**Data lines**

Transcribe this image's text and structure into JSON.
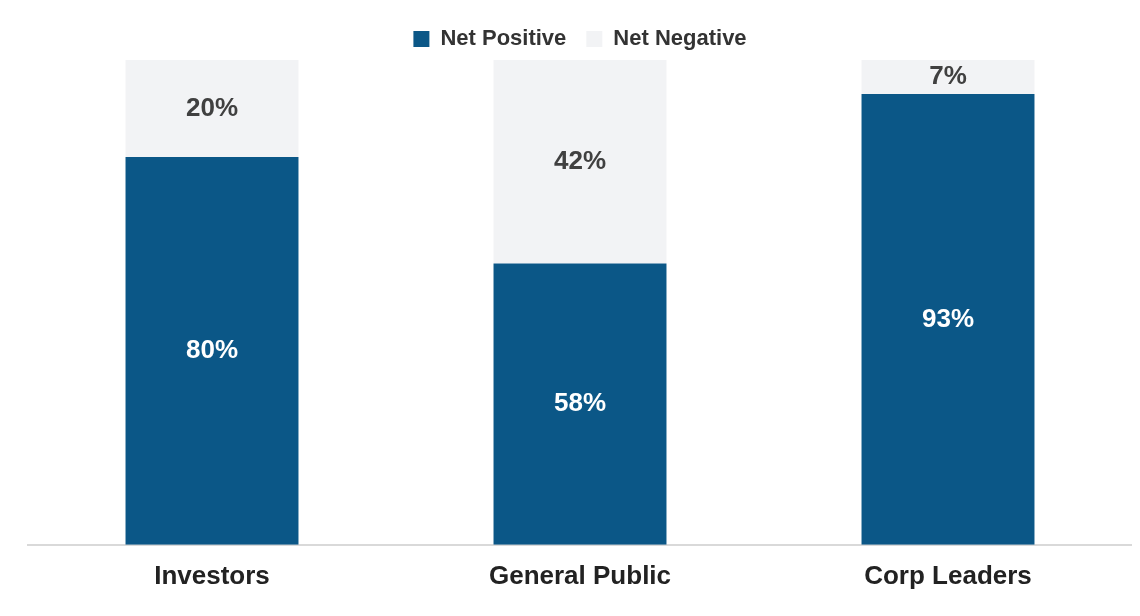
{
  "chart_data": {
    "type": "bar",
    "stacked": true,
    "categories": [
      "Investors",
      "General Public",
      "Corp Leaders"
    ],
    "series": [
      {
        "name": "Net Positive",
        "color": "#0b5787",
        "values": [
          80,
          58,
          93
        ],
        "value_labels": [
          "80%",
          "58%",
          "93%"
        ]
      },
      {
        "name": "Net Negative",
        "color": "#f2f3f5",
        "values": [
          20,
          42,
          7
        ],
        "value_labels": [
          "20%",
          "42%",
          "7%"
        ]
      }
    ],
    "ylim": [
      0,
      100
    ],
    "tick_labels": "x",
    "grid": false,
    "legend": "top"
  }
}
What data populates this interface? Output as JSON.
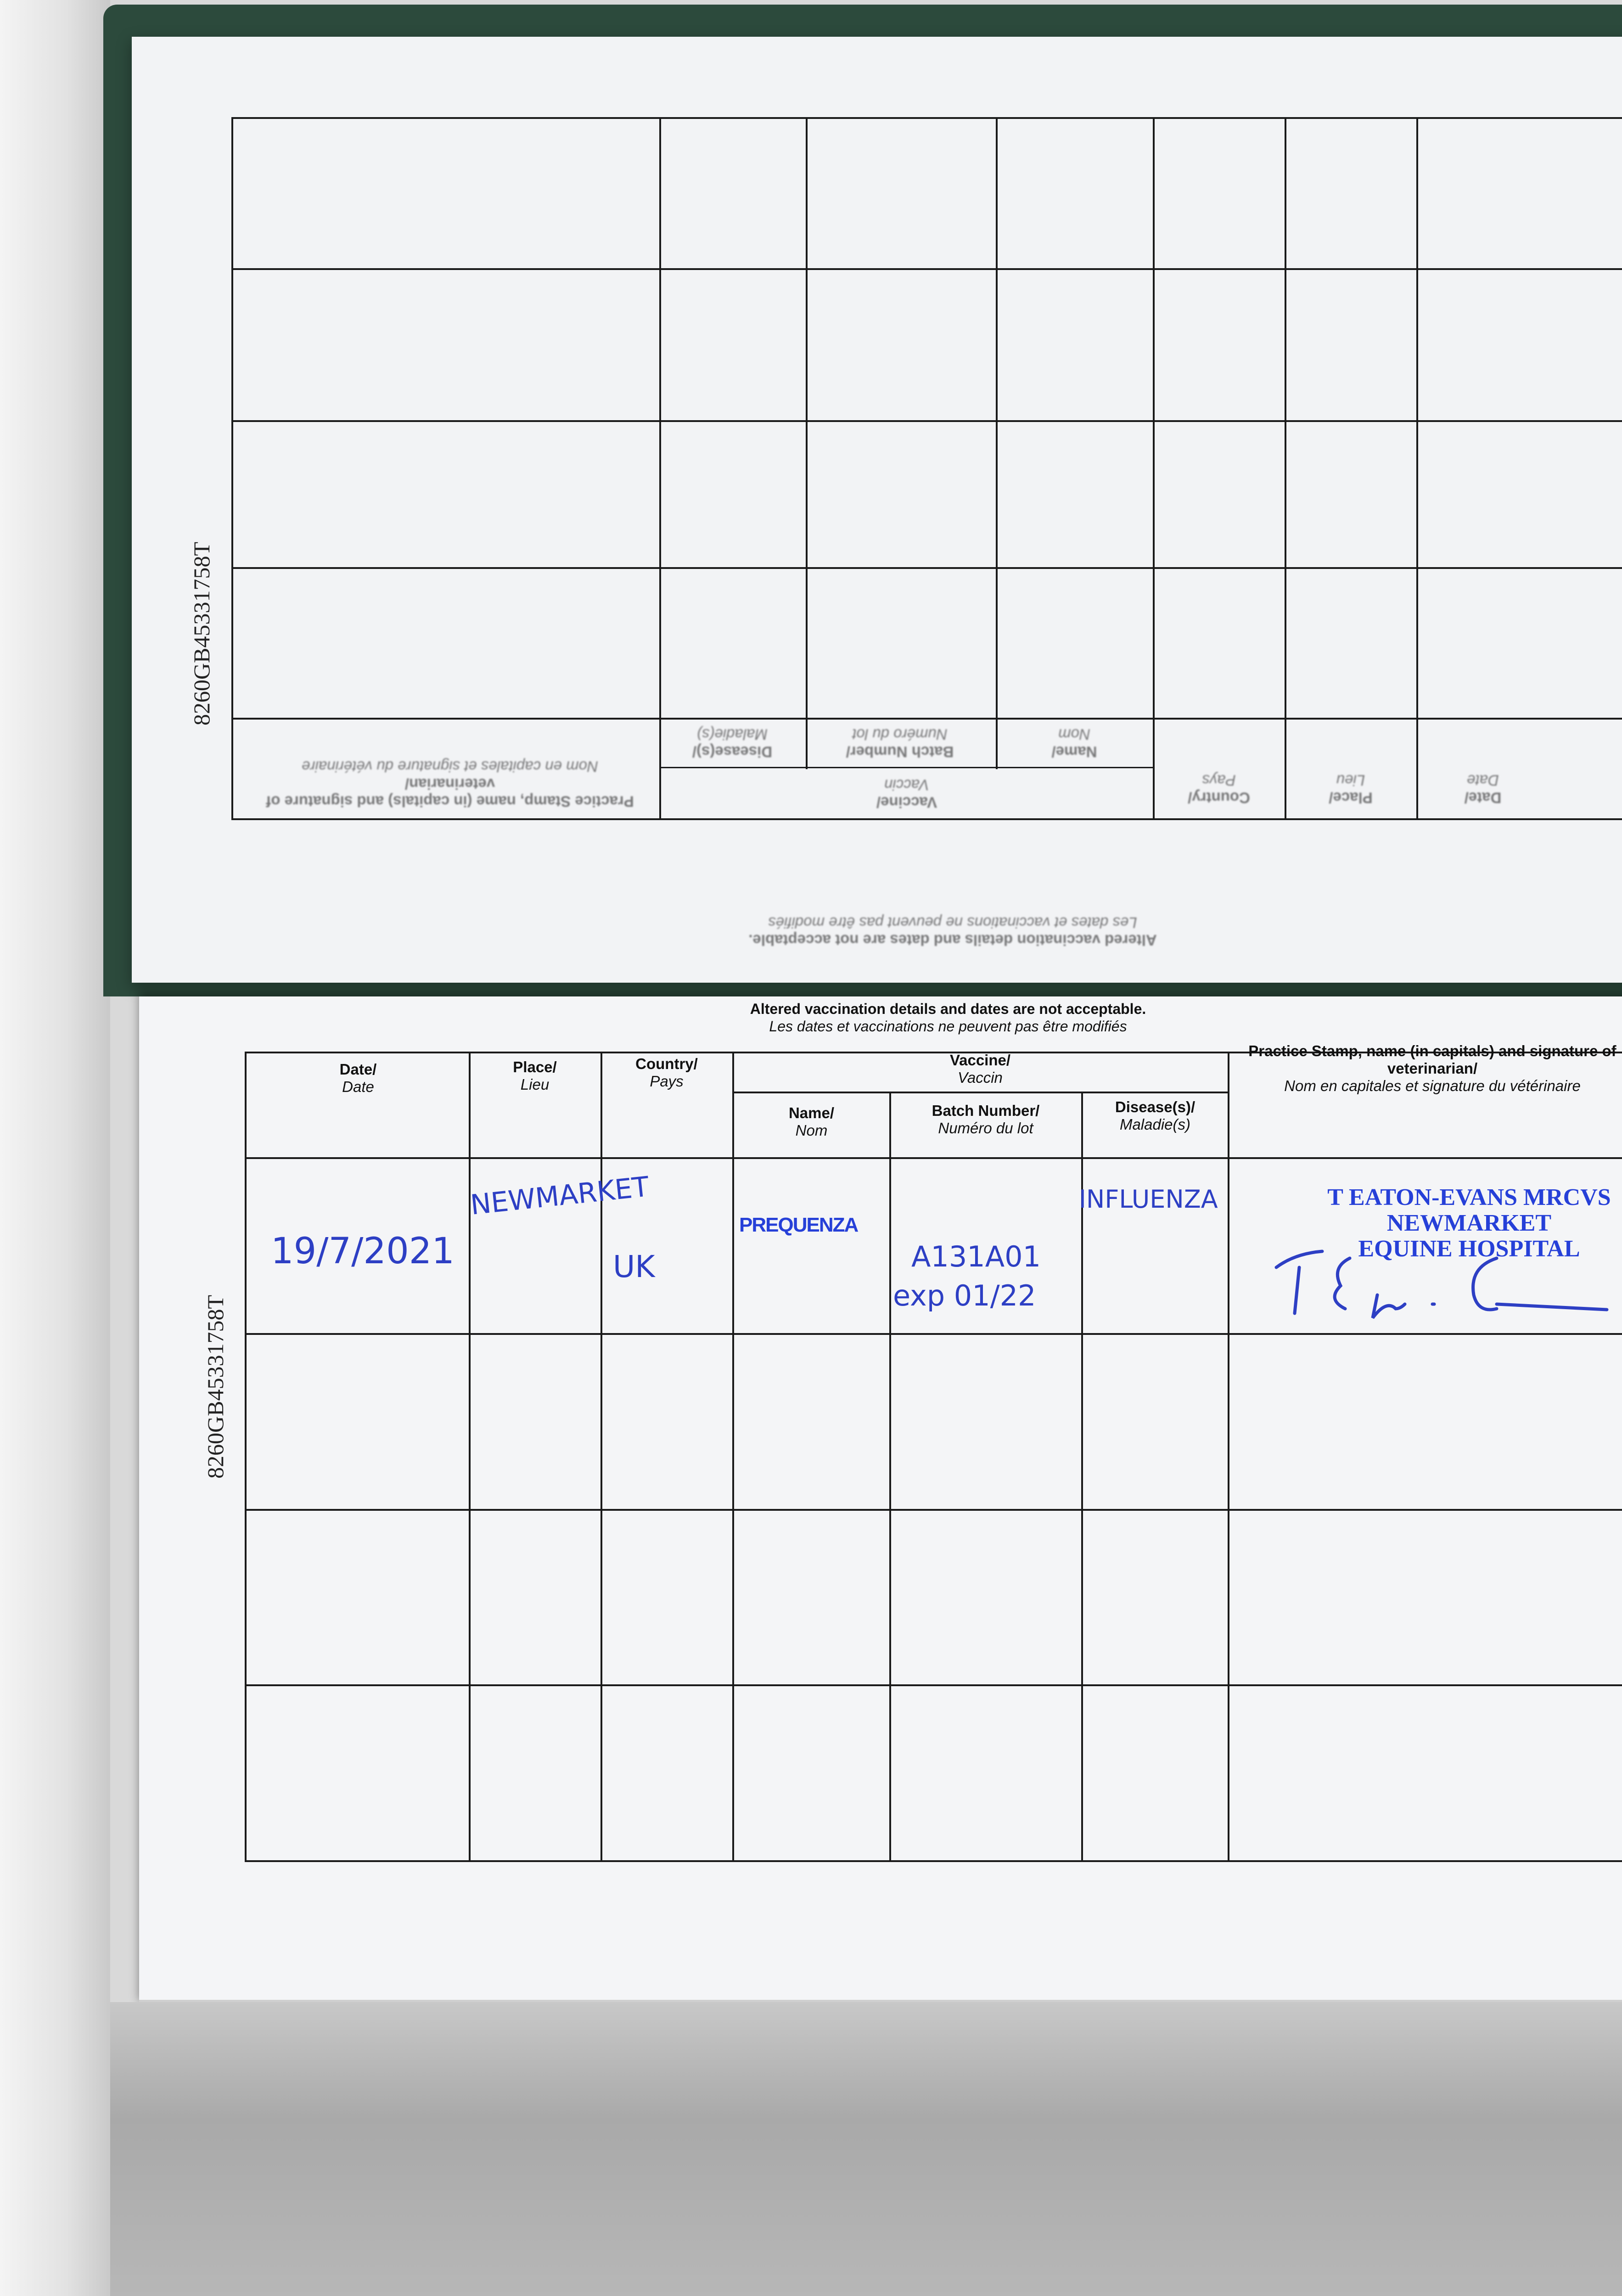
{
  "serial_number": "8260GB45331758T",
  "notice": {
    "en": "Altered vaccination details and dates are not acceptable.",
    "fr": "Les dates et vaccinations ne peuvent pas être modifiés"
  },
  "headers": {
    "date": {
      "en": "Date/",
      "fr": "Date"
    },
    "place": {
      "en": "Place/",
      "fr": "Lieu"
    },
    "country": {
      "en": "Country/",
      "fr": "Pays"
    },
    "vaccine": {
      "en": "Vaccine/",
      "fr": "Vaccin"
    },
    "name": {
      "en": "Name/",
      "fr": "Nom"
    },
    "batch": {
      "en": "Batch Number/",
      "fr": "Numéro du lot"
    },
    "disease": {
      "en": "Disease(s)/",
      "fr": "Maladie(s)"
    },
    "stamp": {
      "en": "Practice Stamp, name (in capitals) and signature of veterinarian/",
      "fr": "Nom en capitales et signature du vétérinaire"
    }
  },
  "entries": [
    {
      "date": "19/7/2021",
      "place": "NEWMARKET",
      "country": "UK",
      "vaccine_name": "PREQUENZA",
      "batch": "A131A01",
      "batch_expiry": "exp 01/22",
      "disease": "INFLUENZA",
      "stamp_lines": [
        "T EATON-EVANS MRCVS",
        "NEWMARKET",
        "EQUINE HOSPITAL"
      ],
      "signature": "T.E."
    }
  ],
  "colors": {
    "ink": "#2d3fc4",
    "stamp": "#2640d8",
    "cover": "#2c4a3c"
  }
}
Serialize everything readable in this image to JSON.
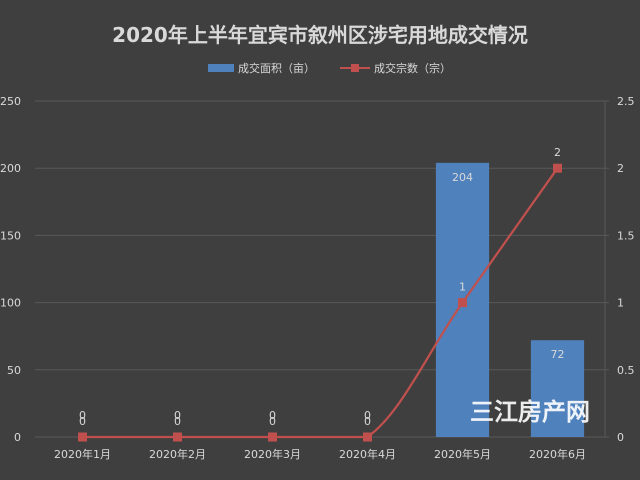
{
  "chart_data": {
    "type": "bar+line",
    "title": "2020年上半年宜宾市叙州区涉宅用地成交情况",
    "categories": [
      "2020年1月",
      "2020年2月",
      "2020年3月",
      "2020年4月",
      "2020年5月",
      "2020年6月"
    ],
    "series": [
      {
        "name": "成交面积（亩）",
        "type": "bar",
        "axis": "left",
        "color": "#4f81bd",
        "values": [
          0,
          0,
          0,
          0,
          204,
          72
        ],
        "labels": [
          "0",
          "0",
          "0",
          "0",
          "204",
          "72"
        ]
      },
      {
        "name": "成交宗数（宗）",
        "type": "line",
        "axis": "right",
        "color": "#c0504d",
        "values": [
          0,
          0,
          0,
          0,
          1,
          2
        ],
        "labels": [
          "0",
          "0",
          "0",
          "0",
          "1",
          "2"
        ]
      }
    ],
    "y_left": {
      "min": 0,
      "max": 250,
      "ticks": [
        0,
        50,
        100,
        150,
        200,
        250
      ],
      "tick_labels": [
        "0",
        "50",
        "100",
        "150",
        "200",
        "250"
      ]
    },
    "y_right": {
      "min": 0,
      "max": 2.5,
      "ticks": [
        0,
        0.5,
        1,
        1.5,
        2,
        2.5
      ],
      "tick_labels": [
        "0",
        "0.5",
        "1",
        "1.5",
        "2",
        "2.5"
      ]
    },
    "grid": true,
    "legend_position": "top-center"
  },
  "watermark": "三江房产网",
  "colors": {
    "background": "#3f3f3f",
    "grid": "#595959",
    "text": "#d9d9d9",
    "title": "#d9d9d9"
  }
}
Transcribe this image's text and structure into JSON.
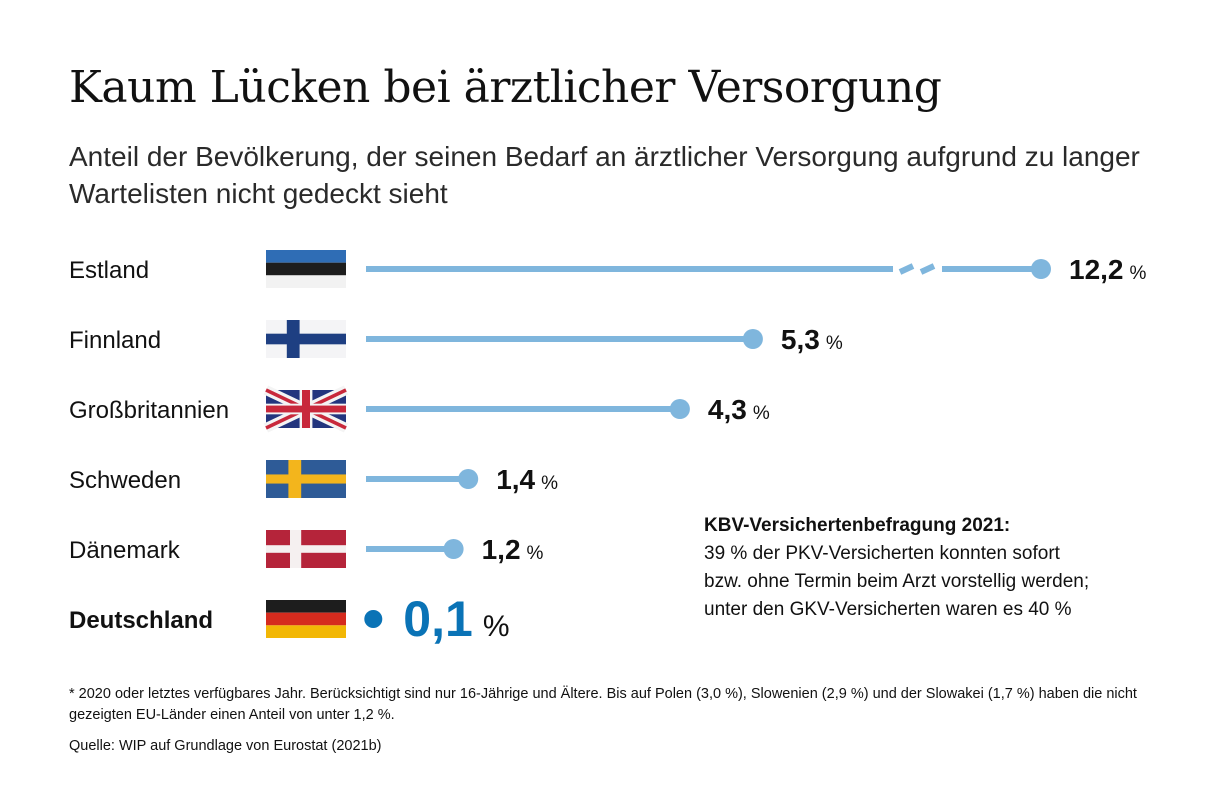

**Exercise task**
Go through the entries above and output them exactly, without pictures.

**The output**
Transcribe this image's text and structure into JSON.
{
  "chart_data": {
    "type": "bar",
    "stacked": true,
    "categories": [
      "Investors",
      "General Public",
      "Corp Leaders"
    ],
    "series": [
      {
        "name": "Net Positive",
        "color": "#0b5787",
        "values": [
          80,
          58,
          93
        ],
        "value_labels": [
          "80%",
          "58%",
          "93%"
        ]
      },
      {
        "name": "Net Negative",
        "color": "#f2f3f5",
        "values": [
          20,
          42,
          7
        ],
        "value_labels": [
          "20%",
          "42%",
          "7%"
        ]
      }
    ],
    "ylim": [
      0,
      100
    ],
    "tick_labels": "x",
    "grid": false,
    "legend": "top"
  }
}
What data populates this interface? Output as JSON.
{
  "serial_number": "8260GB45331758T",
  "notice": {
    "en": "Altered vaccination details and dates are not acceptable.",
    "fr": "Les dates et vaccinations ne peuvent pas être modifiés"
  },
  "headers": {
    "date": {
      "en": "Date/",
      "fr": "Date"
    },
    "place": {
      "en": "Place/",
      "fr": "Lieu"
    },
    "country": {
      "en": "Country/",
      "fr": "Pays"
    },
    "vaccine": {
      "en": "Vaccine/",
      "fr": "Vaccin"
    },
    "name": {
      "en": "Name/",
      "fr": "Nom"
    },
    "batch": {
      "en": "Batch Number/",
      "fr": "Numéro du lot"
    },
    "disease": {
      "en": "Disease(s)/",
      "fr": "Maladie(s)"
    },
    "stamp": {
      "en": "Practice Stamp, name (in capitals) and signature of veterinarian/",
      "fr": "Nom en capitales et signature du vétérinaire"
    }
  },
  "entries": [
    {
      "date": "19/7/2021",
      "place": "NEWMARKET",
      "country": "UK",
      "vaccine_name": "PREQUENZA",
      "batch": "A131A01",
      "batch_expiry": "exp 01/22",
      "disease": "INFLUENZA",
      "stamp_lines": [
        "T EATON-EVANS MRCVS",
        "NEWMARKET",
        "EQUINE HOSPITAL"
      ],
      "signature": "T.E."
    }
  ],
  "colors": {
    "ink": "#2d3fc4",
    "stamp": "#2640d8",
    "cover": "#2c4a3c"
  }
}
Serialize everything readable in this image to JSON.
{
  "chart_data": {
    "type": "bar+line",
    "title": "2020年上半年宜宾市叙州区涉宅用地成交情况",
    "categories": [
      "2020年1月",
      "2020年2月",
      "2020年3月",
      "2020年4月",
      "2020年5月",
      "2020年6月"
    ],
    "series": [
      {
        "name": "成交面积（亩）",
        "type": "bar",
        "axis": "left",
        "color": "#4f81bd",
        "values": [
          0,
          0,
          0,
          0,
          204,
          72
        ],
        "labels": [
          "0",
          "0",
          "0",
          "0",
          "204",
          "72"
        ]
      },
      {
        "name": "成交宗数（宗）",
        "type": "line",
        "axis": "right",
        "color": "#c0504d",
        "values": [
          0,
          0,
          0,
          0,
          1,
          2
        ],
        "labels": [
          "0",
          "0",
          "0",
          "0",
          "1",
          "2"
        ]
      }
    ],
    "y_left": {
      "min": 0,
      "max": 250,
      "ticks": [
        0,
        50,
        100,
        150,
        200,
        250
      ],
      "tick_labels": [
        "0",
        "50",
        "100",
        "150",
        "200",
        "250"
      ]
    },
    "y_right": {
      "min": 0,
      "max": 2.5,
      "ticks": [
        0,
        0.5,
        1,
        1.5,
        2,
        2.5
      ],
      "tick_labels": [
        "0",
        "0.5",
        "1",
        "1.5",
        "2",
        "2.5"
      ]
    },
    "grid": true,
    "legend_position": "top-center"
  },
  "watermark": "三江房产网",
  "colors": {
    "background": "#3f3f3f",
    "grid": "#595959",
    "text": "#d9d9d9",
    "title": "#d9d9d9"
  }
}
Transcribe this image's text and structure into JSON.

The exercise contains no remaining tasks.